Task prompt → Retype the listing that follows, leaving nothing out.

Exercise data →
==============================
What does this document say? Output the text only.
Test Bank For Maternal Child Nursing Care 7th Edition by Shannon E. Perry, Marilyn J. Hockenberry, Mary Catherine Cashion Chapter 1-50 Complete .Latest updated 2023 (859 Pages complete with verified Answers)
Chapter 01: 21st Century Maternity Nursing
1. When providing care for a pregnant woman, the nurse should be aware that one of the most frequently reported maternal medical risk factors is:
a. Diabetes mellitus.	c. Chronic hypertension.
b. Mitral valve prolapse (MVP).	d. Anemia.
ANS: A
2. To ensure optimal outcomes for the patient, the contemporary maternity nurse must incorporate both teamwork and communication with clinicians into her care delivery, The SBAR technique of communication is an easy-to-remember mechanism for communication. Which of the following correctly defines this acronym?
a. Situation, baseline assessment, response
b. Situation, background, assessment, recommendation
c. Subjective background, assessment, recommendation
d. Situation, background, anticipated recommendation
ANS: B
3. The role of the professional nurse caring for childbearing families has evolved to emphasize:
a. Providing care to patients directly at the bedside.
==============================
Reply to the task →
What does this document say? Output the text only.
Test Bank For Maternal Child Nursing Care 7th Edition by Shannon E. Perry, Marilyn J. Hockenberry, Mary Catherine Cashion Chapter 1-50 Complete .Latest updated 2023 (859 Pages complete with verified Answers)
Chapter 01: 21st Century Maternity Nursing
1. When providing care for a pregnant woman, the nurse should be aware that one of the most frequently reported maternal medical risk factors is:
a. Diabetes mellitus.	c. Chronic hypertension.
b. Mitral valve prolapse (MVP).	d. Anemia.
ANS: A
2. To ensure optimal outcomes for the patient, the contemporary maternity nurse must incorporate both teamwork and communication with clinicians into her care delivery, The SBAR technique of communication is an easy-to-remember mechanism for communication. Which of the following correctly defines this acronym?
a. Situation, baseline assessment, response
b. Situation, background, assessment, recommendation
c. Subjective background, assessment, recommendation
d. Situation, background, anticipated recommendation
ANS: B
3. The role of the professional nurse caring for childbearing families has evolved to emphasize:
a. Providing care to patients directly at the bedside.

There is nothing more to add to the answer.